§ **Work instructions**:
Everything in the listing should be restated word for word.
· · ·
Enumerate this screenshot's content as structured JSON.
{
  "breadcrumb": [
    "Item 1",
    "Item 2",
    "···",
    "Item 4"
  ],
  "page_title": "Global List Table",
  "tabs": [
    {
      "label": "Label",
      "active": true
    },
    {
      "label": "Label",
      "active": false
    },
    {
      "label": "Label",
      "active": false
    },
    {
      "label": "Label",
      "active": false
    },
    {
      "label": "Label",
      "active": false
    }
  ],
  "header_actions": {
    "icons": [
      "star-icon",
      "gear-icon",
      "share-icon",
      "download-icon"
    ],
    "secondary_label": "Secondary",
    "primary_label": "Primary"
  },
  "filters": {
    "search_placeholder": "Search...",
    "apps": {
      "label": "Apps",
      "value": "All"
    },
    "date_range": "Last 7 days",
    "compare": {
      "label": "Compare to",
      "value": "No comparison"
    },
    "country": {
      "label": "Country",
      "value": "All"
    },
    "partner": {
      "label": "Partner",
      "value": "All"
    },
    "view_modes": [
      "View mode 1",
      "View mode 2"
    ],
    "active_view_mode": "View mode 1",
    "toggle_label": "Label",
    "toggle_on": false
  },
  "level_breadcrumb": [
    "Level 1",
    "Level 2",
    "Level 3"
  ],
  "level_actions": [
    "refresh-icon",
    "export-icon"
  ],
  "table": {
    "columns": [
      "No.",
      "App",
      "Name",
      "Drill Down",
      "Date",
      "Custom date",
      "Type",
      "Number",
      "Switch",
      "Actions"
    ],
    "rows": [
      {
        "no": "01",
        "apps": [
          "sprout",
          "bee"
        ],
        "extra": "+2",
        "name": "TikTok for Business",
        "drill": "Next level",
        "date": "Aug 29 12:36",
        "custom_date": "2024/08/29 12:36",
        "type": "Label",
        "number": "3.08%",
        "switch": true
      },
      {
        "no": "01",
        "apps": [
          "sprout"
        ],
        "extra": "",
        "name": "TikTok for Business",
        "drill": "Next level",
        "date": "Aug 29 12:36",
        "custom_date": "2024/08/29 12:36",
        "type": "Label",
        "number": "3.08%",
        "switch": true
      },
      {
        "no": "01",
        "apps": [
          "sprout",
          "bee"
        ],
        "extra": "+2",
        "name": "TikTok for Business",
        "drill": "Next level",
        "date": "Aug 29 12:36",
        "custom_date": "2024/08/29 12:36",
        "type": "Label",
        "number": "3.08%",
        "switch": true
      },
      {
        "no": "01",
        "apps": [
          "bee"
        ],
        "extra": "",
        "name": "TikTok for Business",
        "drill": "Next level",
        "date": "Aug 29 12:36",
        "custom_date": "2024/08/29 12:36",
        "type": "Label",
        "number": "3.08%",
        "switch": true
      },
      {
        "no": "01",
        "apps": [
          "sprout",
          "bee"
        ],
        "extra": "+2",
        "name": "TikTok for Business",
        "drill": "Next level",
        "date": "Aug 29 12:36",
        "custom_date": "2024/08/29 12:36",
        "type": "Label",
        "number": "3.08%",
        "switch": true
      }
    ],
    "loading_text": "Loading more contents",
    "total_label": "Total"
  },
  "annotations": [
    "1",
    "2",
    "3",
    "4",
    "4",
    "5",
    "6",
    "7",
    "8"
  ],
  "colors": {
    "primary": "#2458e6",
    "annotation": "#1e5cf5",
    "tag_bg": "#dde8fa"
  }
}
· · ·
§ **Full solution**:
Enumerate this screenshot's content as structured JSON.
{
  "breadcrumb": [
    "Item 1",
    "Item 2",
    "···",
    "Item 4"
  ],
  "page_title": "Global List Table",
  "tabs": [
    {
      "label": "Label",
      "active": true
    },
    {
      "label": "Label",
      "active": false
    },
    {
      "label": "Label",
      "active": false
    },
    {
      "label": "Label",
      "active": false
    },
    {
      "label": "Label",
      "active": false
    }
  ],
  "header_actions": {
    "icons": [
      "star-icon",
      "gear-icon",
      "share-icon",
      "download-icon"
    ],
    "secondary_label": "Secondary",
    "primary_label": "Primary"
  },
  "filters": {
    "search_placeholder": "Search...",
    "apps": {
      "label": "Apps",
      "value": "All"
    },
    "date_range": "Last 7 days",
    "compare": {
      "label": "Compare to",
      "value": "No comparison"
    },
    "country": {
      "label": "Country",
      "value": "All"
    },
    "partner": {
      "label": "Partner",
      "value": "All"
    },
    "view_modes": [
      "View mode 1",
      "View mode 2"
    ],
    "active_view_mode": "View mode 1",
    "toggle_label": "Label",
    "toggle_on": false
  },
  "level_breadcrumb": [
    "Level 1",
    "Level 2",
    "Level 3"
  ],
  "level_actions": [
    "refresh-icon",
    "export-icon"
  ],
  "table": {
    "columns": [
      "No.",
      "App",
      "Name",
      "Drill Down",
      "Date",
      "Custom date",
      "Type",
      "Number",
      "Switch",
      "Actions"
    ],
    "rows": [
      {
        "no": "01",
        "apps": [
          "sprout",
          "bee"
        ],
        "extra": "+2",
        "name": "TikTok for Business",
        "drill": "Next level",
        "date": "Aug 29 12:36",
        "custom_date": "2024/08/29 12:36",
        "type": "Label",
        "number": "3.08%",
        "switch": true
      },
      {
        "no": "01",
        "apps": [
          "sprout"
        ],
        "extra": "",
        "name": "TikTok for Business",
        "drill": "Next level",
        "date": "Aug 29 12:36",
        "custom_date": "2024/08/29 12:36",
        "type": "Label",
        "number": "3.08%",
        "switch": true
      },
      {
        "no": "01",
        "apps": [
          "sprout",
          "bee"
        ],
        "extra": "+2",
        "name": "TikTok for Business",
        "drill": "Next level",
        "date": "Aug 29 12:36",
        "custom_date": "2024/08/29 12:36",
        "type": "Label",
        "number": "3.08%",
        "switch": true
      },
      {
        "no": "01",
        "apps": [
          "bee"
        ],
        "extra": "",
        "name": "TikTok for Business",
        "drill": "Next level",
        "date": "Aug 29 12:36",
        "custom_date": "2024/08/29 12:36",
        "type": "Label",
        "number": "3.08%",
        "switch": true
      },
      {
        "no": "01",
        "apps": [
          "sprout",
          "bee"
        ],
        "extra": "+2",
        "name": "TikTok for Business",
        "drill": "Next level",
        "date": "Aug 29 12:36",
        "custom_date": "2024/08/29 12:36",
        "type": "Label",
        "number": "3.08%",
        "switch": true
      }
    ],
    "loading_text": "Loading more contents",
    "total_label": "Total"
  },
  "annotations": [
    "1",
    "2",
    "3",
    "4",
    "4",
    "5",
    "6",
    "7",
    "8"
  ],
  "colors": {
    "primary": "#2458e6",
    "annotation": "#1e5cf5",
    "tag_bg": "#dde8fa"
  }
}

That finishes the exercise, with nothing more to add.